===== Input records =====

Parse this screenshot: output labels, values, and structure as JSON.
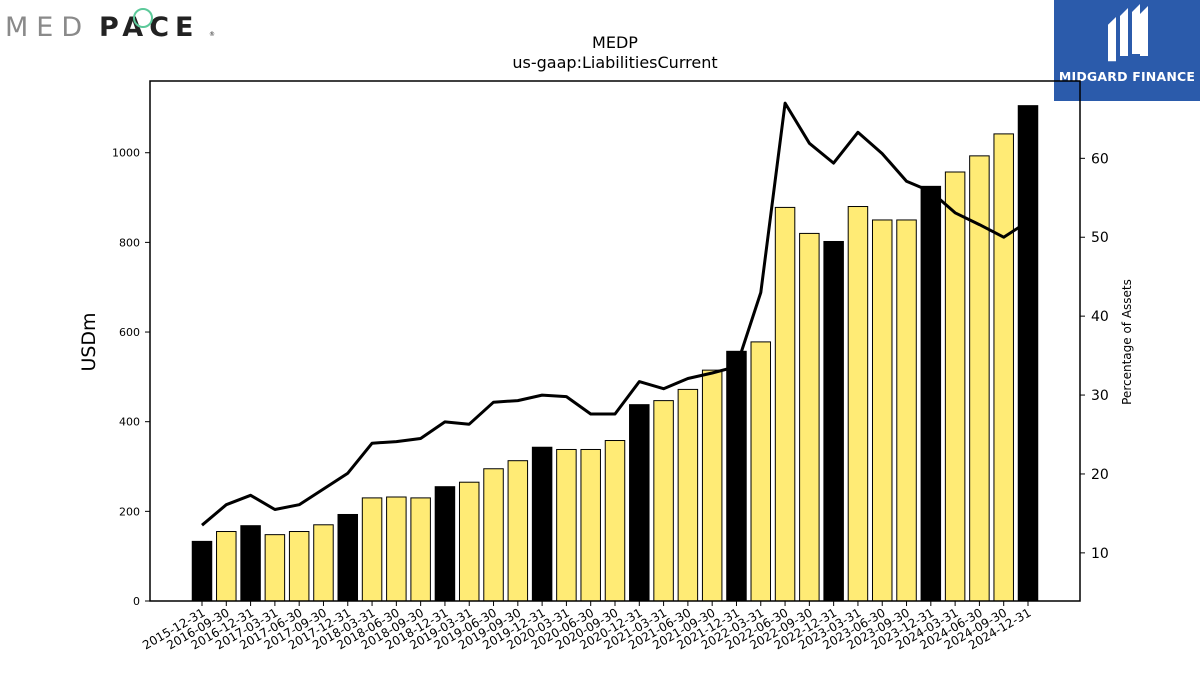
{
  "brand": {
    "medpace_logo": "MEDPACE",
    "midgard_label": "MIDGARD FINANCE",
    "bar_color_annual": "#000000",
    "bar_color_quarterly": "#ffeb75",
    "line_color": "#000000"
  },
  "chart_data": {
    "type": "bar",
    "title": "MEDP",
    "subtitle": "us-gaap:LiabilitiesCurrent",
    "ylabel": "USDm",
    "y2label": "Percentage of Assets",
    "ylim": [
      0,
      1160
    ],
    "y2lim": [
      3.9,
      69.8
    ],
    "yticks": [
      0,
      200,
      400,
      600,
      800,
      1000
    ],
    "y2ticks": [
      10,
      20,
      30,
      40,
      50,
      60
    ],
    "grid": false,
    "categories": [
      "2015-12-31",
      "2016-09-30",
      "2016-12-31",
      "2017-03-31",
      "2017-06-30",
      "2017-09-30",
      "2017-12-31",
      "2018-03-31",
      "2018-06-30",
      "2018-09-30",
      "2018-12-31",
      "2019-03-31",
      "2019-06-30",
      "2019-09-30",
      "2019-12-31",
      "2020-03-31",
      "2020-06-30",
      "2020-09-30",
      "2020-12-31",
      "2021-03-31",
      "2021-06-30",
      "2021-09-30",
      "2021-12-31",
      "2022-03-31",
      "2022-06-30",
      "2022-09-30",
      "2022-12-31",
      "2023-03-31",
      "2023-06-30",
      "2023-09-30",
      "2023-12-31",
      "2024-03-31",
      "2024-06-30",
      "2024-09-30",
      "2024-12-31"
    ],
    "series": [
      {
        "type": "bar",
        "axis": "left",
        "values": [
          133,
          155,
          168,
          148,
          155,
          170,
          193,
          230,
          232,
          230,
          255,
          265,
          295,
          313,
          343,
          338,
          338,
          358,
          438,
          447,
          472,
          515,
          557,
          578,
          878,
          820,
          802,
          880,
          850,
          850,
          925,
          957,
          993,
          1042,
          1105
        ],
        "annual": [
          true,
          false,
          true,
          false,
          false,
          false,
          true,
          false,
          false,
          false,
          true,
          false,
          false,
          false,
          true,
          false,
          false,
          false,
          true,
          false,
          false,
          false,
          true,
          false,
          false,
          false,
          true,
          false,
          false,
          false,
          true,
          false,
          false,
          false,
          true
        ]
      },
      {
        "type": "line",
        "axis": "right",
        "values": [
          13.5,
          16.1,
          17.3,
          15.5,
          16.1,
          18.1,
          20.1,
          23.9,
          24.1,
          24.5,
          26.6,
          26.3,
          29.1,
          29.3,
          30.0,
          29.8,
          27.6,
          27.6,
          31.7,
          30.8,
          32.1,
          32.8,
          33.6,
          43.0,
          67.0,
          61.9,
          59.4,
          63.3,
          60.6,
          57.1,
          55.8,
          53.1,
          51.6,
          50.0,
          52.0
        ]
      }
    ]
  }
}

=====

:: Exercise details ::
All records should be output exactly, with the pictures left out.

:: Task answer ::
Parse this screenshot: output labels, values, and structure as JSON.
{
  "brand": {
    "medpace_logo": "MEDPACE",
    "midgard_label": "MIDGARD FINANCE",
    "bar_color_annual": "#000000",
    "bar_color_quarterly": "#ffeb75",
    "line_color": "#000000"
  },
  "chart_data": {
    "type": "bar",
    "title": "MEDP",
    "subtitle": "us-gaap:LiabilitiesCurrent",
    "ylabel": "USDm",
    "y2label": "Percentage of Assets",
    "ylim": [
      0,
      1160
    ],
    "y2lim": [
      3.9,
      69.8
    ],
    "yticks": [
      0,
      200,
      400,
      600,
      800,
      1000
    ],
    "y2ticks": [
      10,
      20,
      30,
      40,
      50,
      60
    ],
    "grid": false,
    "categories": [
      "2015-12-31",
      "2016-09-30",
      "2016-12-31",
      "2017-03-31",
      "2017-06-30",
      "2017-09-30",
      "2017-12-31",
      "2018-03-31",
      "2018-06-30",
      "2018-09-30",
      "2018-12-31",
      "2019-03-31",
      "2019-06-30",
      "2019-09-30",
      "2019-12-31",
      "2020-03-31",
      "2020-06-30",
      "2020-09-30",
      "2020-12-31",
      "2021-03-31",
      "2021-06-30",
      "2021-09-30",
      "2021-12-31",
      "2022-03-31",
      "2022-06-30",
      "2022-09-30",
      "2022-12-31",
      "2023-03-31",
      "2023-06-30",
      "2023-09-30",
      "2023-12-31",
      "2024-03-31",
      "2024-06-30",
      "2024-09-30",
      "2024-12-31"
    ],
    "series": [
      {
        "type": "bar",
        "axis": "left",
        "values": [
          133,
          155,
          168,
          148,
          155,
          170,
          193,
          230,
          232,
          230,
          255,
          265,
          295,
          313,
          343,
          338,
          338,
          358,
          438,
          447,
          472,
          515,
          557,
          578,
          878,
          820,
          802,
          880,
          850,
          850,
          925,
          957,
          993,
          1042,
          1105
        ],
        "annual": [
          true,
          false,
          true,
          false,
          false,
          false,
          true,
          false,
          false,
          false,
          true,
          false,
          false,
          false,
          true,
          false,
          false,
          false,
          true,
          false,
          false,
          false,
          true,
          false,
          false,
          false,
          true,
          false,
          false,
          false,
          true,
          false,
          false,
          false,
          true
        ]
      },
      {
        "type": "line",
        "axis": "right",
        "values": [
          13.5,
          16.1,
          17.3,
          15.5,
          16.1,
          18.1,
          20.1,
          23.9,
          24.1,
          24.5,
          26.6,
          26.3,
          29.1,
          29.3,
          30.0,
          29.8,
          27.6,
          27.6,
          31.7,
          30.8,
          32.1,
          32.8,
          33.6,
          43.0,
          67.0,
          61.9,
          59.4,
          63.3,
          60.6,
          57.1,
          55.8,
          53.1,
          51.6,
          50.0,
          52.0
        ]
      }
    ]
  }
}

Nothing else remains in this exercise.